According to the 2010 census, Leavenworth has a total area of 0.87 sqmi, of which 0.82 sqmi (or 94.25%) is land and 0.05 sqmi (or 5.75%) is water.

===Climate===
The climate in this area is characterized by hot, humid summers and generally mild to cool winters. According to the Köppen Climate Classification system, Leavenworth has a humid subtropical climate, abbreviated "Cfa" on climate maps.

==Demographics==

Historical population
| Census | Pop. | Note | %± |
| 1870 | 567 |  | — |
| 1880 | 716 |  | 26.3% |
| 1890 | 792 |  | 10.6% |
| 1900 | 655 |  | −17.3% |
| 1910 | 690 |  | 5.3% |
| 1920 | 611 |  | −11.4% |
| 1930 | 418 |  | −31.6% |
| 1940 | 394 |  | −5.7% |
| 1950 | 358 |  | −9.1% |
| 1960 | 387 |  | 8.1% |
| 1970 | 330 |  | −14.7% |
| 1980 | 356 |  | 7.9% |
| 1990 | 320 |  | −10.1% |
| 2000 | 353 |  | 10.3% |
| 2010 | 238 |  | −32.6% |
| 2020 | 289 |  | 21.4% |
U.S. Decennial Census

===2010 census===
As of the census of 2010, there were 238 people, 88 households, and 52 families residing in the town. The population density was 290.2 PD/sqmi. There were 159 housing units at an average density of 193.9 /sqmi. The racial makeup of the town was 95.0% White, 2.5% African American, 1.7% Pacific Islander, and 0.8% from two or more races. Hispanic or Latino of any race were 1.3% of the population.

Work request 1 |
Copy the part of the Leavenworth text starting with "According to the 2010" and going on through "on climate maps.".
Work request 2 |
Sum up the Leavenworth text in two sentences.
Work request 3 |
Write what comes next in the Leavenworth text, picking up after its last sentence.
The lines that come after this text have nothing to do with it.

Information supplied |
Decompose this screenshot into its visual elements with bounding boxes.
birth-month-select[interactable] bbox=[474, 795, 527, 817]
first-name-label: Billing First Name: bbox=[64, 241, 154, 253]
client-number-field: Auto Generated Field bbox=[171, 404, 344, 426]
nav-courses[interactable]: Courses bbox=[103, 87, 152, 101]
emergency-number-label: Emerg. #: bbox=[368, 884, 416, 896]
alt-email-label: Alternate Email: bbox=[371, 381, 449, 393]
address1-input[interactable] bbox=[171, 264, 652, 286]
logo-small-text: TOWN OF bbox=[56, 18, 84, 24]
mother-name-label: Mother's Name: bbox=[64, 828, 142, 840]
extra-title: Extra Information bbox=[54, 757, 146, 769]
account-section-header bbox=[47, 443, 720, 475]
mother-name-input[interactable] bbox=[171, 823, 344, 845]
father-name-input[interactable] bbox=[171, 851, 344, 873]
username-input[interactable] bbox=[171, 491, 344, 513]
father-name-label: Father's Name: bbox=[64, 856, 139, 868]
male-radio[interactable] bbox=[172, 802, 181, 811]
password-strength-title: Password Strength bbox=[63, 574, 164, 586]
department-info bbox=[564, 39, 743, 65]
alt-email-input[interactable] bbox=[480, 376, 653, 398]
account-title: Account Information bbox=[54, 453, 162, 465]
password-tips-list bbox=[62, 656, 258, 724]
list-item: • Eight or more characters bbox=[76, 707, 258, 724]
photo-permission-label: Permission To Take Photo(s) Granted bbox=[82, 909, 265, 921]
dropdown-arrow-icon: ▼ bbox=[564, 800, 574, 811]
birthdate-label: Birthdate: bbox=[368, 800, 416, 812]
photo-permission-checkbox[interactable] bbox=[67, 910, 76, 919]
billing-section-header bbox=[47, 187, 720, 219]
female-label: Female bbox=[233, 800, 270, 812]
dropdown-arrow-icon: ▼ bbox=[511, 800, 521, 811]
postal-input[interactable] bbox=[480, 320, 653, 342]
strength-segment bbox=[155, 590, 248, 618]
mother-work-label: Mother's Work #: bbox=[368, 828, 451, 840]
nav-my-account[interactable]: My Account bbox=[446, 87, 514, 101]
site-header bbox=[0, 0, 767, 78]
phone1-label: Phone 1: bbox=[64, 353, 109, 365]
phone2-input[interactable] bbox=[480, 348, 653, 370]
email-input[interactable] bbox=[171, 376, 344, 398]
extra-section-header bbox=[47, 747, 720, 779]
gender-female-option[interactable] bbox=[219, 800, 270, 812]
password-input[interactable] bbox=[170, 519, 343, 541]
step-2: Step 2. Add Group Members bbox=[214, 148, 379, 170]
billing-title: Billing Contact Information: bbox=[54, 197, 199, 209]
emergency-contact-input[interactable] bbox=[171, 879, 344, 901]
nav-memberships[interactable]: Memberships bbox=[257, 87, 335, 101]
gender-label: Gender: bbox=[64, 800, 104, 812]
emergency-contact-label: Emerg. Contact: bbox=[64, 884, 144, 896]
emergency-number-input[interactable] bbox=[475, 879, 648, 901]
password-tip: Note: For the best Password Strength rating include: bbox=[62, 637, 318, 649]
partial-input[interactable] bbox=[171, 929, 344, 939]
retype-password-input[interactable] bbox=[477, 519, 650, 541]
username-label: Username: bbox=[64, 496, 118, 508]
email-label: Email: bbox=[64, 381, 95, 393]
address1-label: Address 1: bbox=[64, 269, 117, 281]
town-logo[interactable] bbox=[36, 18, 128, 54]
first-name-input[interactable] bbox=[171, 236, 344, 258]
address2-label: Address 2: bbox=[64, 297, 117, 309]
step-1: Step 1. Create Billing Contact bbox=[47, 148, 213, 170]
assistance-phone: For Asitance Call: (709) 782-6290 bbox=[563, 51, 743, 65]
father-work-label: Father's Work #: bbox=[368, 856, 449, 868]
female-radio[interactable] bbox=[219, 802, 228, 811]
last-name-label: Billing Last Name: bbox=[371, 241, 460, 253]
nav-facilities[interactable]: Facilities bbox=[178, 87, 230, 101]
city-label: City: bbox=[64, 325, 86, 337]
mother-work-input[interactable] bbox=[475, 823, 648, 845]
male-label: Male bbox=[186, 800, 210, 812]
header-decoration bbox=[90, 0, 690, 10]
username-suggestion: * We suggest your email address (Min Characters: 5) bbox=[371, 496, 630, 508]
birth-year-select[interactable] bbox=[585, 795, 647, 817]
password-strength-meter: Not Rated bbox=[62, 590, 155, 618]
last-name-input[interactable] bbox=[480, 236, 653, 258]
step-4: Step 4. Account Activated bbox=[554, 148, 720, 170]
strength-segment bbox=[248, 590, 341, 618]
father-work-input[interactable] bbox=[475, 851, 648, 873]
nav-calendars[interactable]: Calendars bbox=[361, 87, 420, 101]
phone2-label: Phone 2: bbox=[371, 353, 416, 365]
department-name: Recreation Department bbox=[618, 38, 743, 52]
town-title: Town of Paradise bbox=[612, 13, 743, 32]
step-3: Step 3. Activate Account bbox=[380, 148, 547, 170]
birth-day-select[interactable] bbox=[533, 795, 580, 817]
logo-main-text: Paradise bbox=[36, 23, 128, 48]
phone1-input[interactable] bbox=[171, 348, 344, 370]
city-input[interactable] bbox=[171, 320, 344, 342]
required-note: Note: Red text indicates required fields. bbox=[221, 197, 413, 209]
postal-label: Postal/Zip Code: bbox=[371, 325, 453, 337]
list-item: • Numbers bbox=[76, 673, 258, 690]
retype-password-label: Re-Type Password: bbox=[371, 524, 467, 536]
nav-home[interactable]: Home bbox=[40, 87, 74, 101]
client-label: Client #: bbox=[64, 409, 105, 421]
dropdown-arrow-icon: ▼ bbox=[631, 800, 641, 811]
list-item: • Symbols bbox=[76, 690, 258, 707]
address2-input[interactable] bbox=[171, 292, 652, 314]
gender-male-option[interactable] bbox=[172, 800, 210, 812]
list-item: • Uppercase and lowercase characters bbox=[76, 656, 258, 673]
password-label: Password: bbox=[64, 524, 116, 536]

Task output 1 |
According to the 2010 census, Leavenworth has a total area of 0.87 sqmi, of which 0.82 sqmi (or 94.25%) is land and 0.05 sqmi (or 5.75%) is water.

===Climate===
The climate in this area is characterized by hot, humid summers and generally mild to cool winters. According to the Köppen Climate Classification system, Leavenworth has a humid subtropical climate, abbreviated "Cfa" on climate maps.

Task output 2 |
Leavenworth covers a total area of 0.87 square miles, mostly land, and has a humid subtropical climate with hot, humid summers and generally mild to cool winters. The 2010 census counted 238 people, 88 households, and 52 families in the town, whose racial makeup was 95.0% White.

Task output 3 |
There were 88 households, of which 21.6% had children under the age of 18 living with them, 38.6% were married couples living together, 14.8% had a female householder with no husband present, 5.7% had a male householder with no wife present, and 40.9% were non-families. 37.5% of all households were made up of individuals, and 25% had someone living alone who was 65 years of age or older. The average household size was 2.06 and the average family size was 2.63.

The median age in the town was 56.5 years. 13.9% of residents were under the age of 18; 5% were between the ages of 18 and 24; 15.1% were from 25 to 44; 30.7% were from 45 to 64; and 35.3% were 65 years of age or older. The gender makeup of the town was 40.8% male and 59.2% female.

===2000 census===
As of the census of 2000, there were 353 people, 123 households, and 86 families residing in the town. The population density was 423.3 PD/sqmi. There were 187 housing units at an average density of 224.2 /sqmi. The racial makeup of the town was 97.73% White, 1.70% African American, 0.28% from other races, and 0.28% from two or more races. Hispanic or Latino of any race were 0.57% of the population.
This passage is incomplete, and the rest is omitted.